----- DATASET EXTRACT

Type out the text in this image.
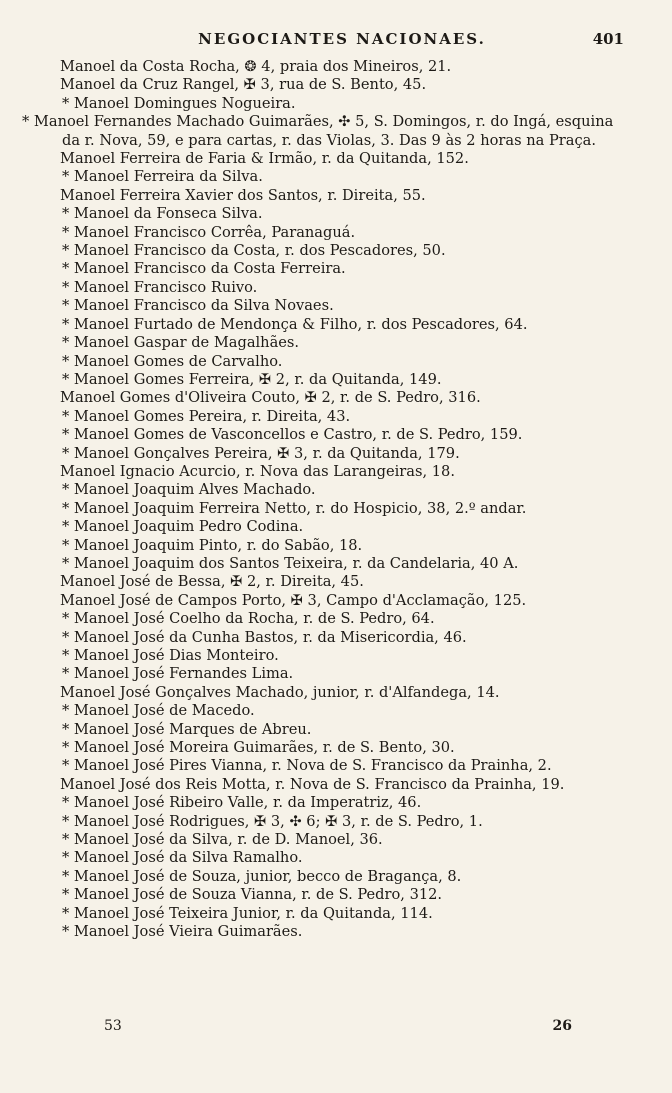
NEGOCIANTES NACIONAES.	401
Manoel da Costa Rocha, ❂ 4, praia dos Mineiros, 21.
Manoel da Cruz Rangel, ✠ 3, rua de S. Bento, 45.
* Manoel Domingues Nogueira.
* Manoel Fernandes Machado Guimarães, ✣ 5, S. Domingos, r. do Ingá, esquina da r. Nova, 59, e para cartas, r. das Violas, 3. Das 9 às 2 horas na Praça.
Manoel Ferreira de Faria & Irmão, r. da Quitanda, 152.
* Manoel Ferreira da Silva.
Manoel Ferreira Xavier dos Santos, r. Direita, 55.
* Manoel da Fonseca Silva.
* Manoel Francisco Corrêa, Paranaguá.
* Manoel Francisco da Costa, r. dos Pescadores, 50.
* Manoel Francisco da Costa Ferreira.
* Manoel Francisco Ruivo.
* Manoel Francisco da Silva Novaes.
* Manoel Furtado de Mendonça & Filho, r. dos Pescadores, 64.
* Manoel Gaspar de Magalhães.
* Manoel Gomes de Carvalho.
* Manoel Gomes Ferreira, ✠ 2, r. da Quitanda, 149.
Manoel Gomes d'Oliveira Couto, ✠ 2, r. de S. Pedro, 316.
* Manoel Gomes Pereira, r. Direita, 43.
* Manoel Gomes de Vasconcellos e Castro, r. de S. Pedro, 159.
* Manoel Gonçalves Pereira, ✠ 3, r. da Quitanda, 179.
Manoel Ignacio Acurcio, r. Nova das Larangeiras, 18.
* Manoel Joaquim Alves Machado.
* Manoel Joaquim Ferreira Netto, r. do Hospicio, 38, 2.º andar.
* Manoel Joaquim Pedro Codina.
* Manoel Joaquim Pinto, r. do Sabão, 18.
* Manoel Joaquim dos Santos Teixeira, r. da Candelaria, 40 A.
Manoel José de Bessa, ✠ 2, r. Direita, 45.
Manoel José de Campos Porto, ✠ 3, Campo d'Acclamação, 125.
* Manoel José Coelho da Rocha, r. de S. Pedro, 64.
* Manoel José da Cunha Bastos, r. da Misericordia, 46.
* Manoel José Dias Monteiro.
* Manoel José Fernandes Lima.
Manoel José Gonçalves Machado, junior, r. d'Alfandega, 14.
* Manoel José de Macedo.
* Manoel José Marques de Abreu.
* Manoel José Moreira Guimarães, r. de S. Bento, 30.
* Manoel José Pires Vianna, r. Nova de S. Francisco da Prainha, 2.
Manoel José dos Reis Motta, r. Nova de S. Francisco da Prainha, 19.
* Manoel José Ribeiro Valle, r. da Imperatriz, 46.
* Manoel José Rodrigues, ✠ 3, ✣ 6; ✠ 3, r. de S. Pedro, 1.
* Manoel José da Silva, r. de D. Manoel, 36.
* Manoel José da Silva Ramalho.
* Manoel José de Souza, junior, becco de Bragança, 8.
* Manoel José de Souza Vianna, r. de S. Pedro, 312.
* Manoel José Teixeira Junior, r. da Quitanda, 114.
* Manoel José Vieira Guimarães.
53	26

----------

STATED EXERCISE: State how many lines of the material contain the string "Souza", with no other words.

FINAL ANSWER: 2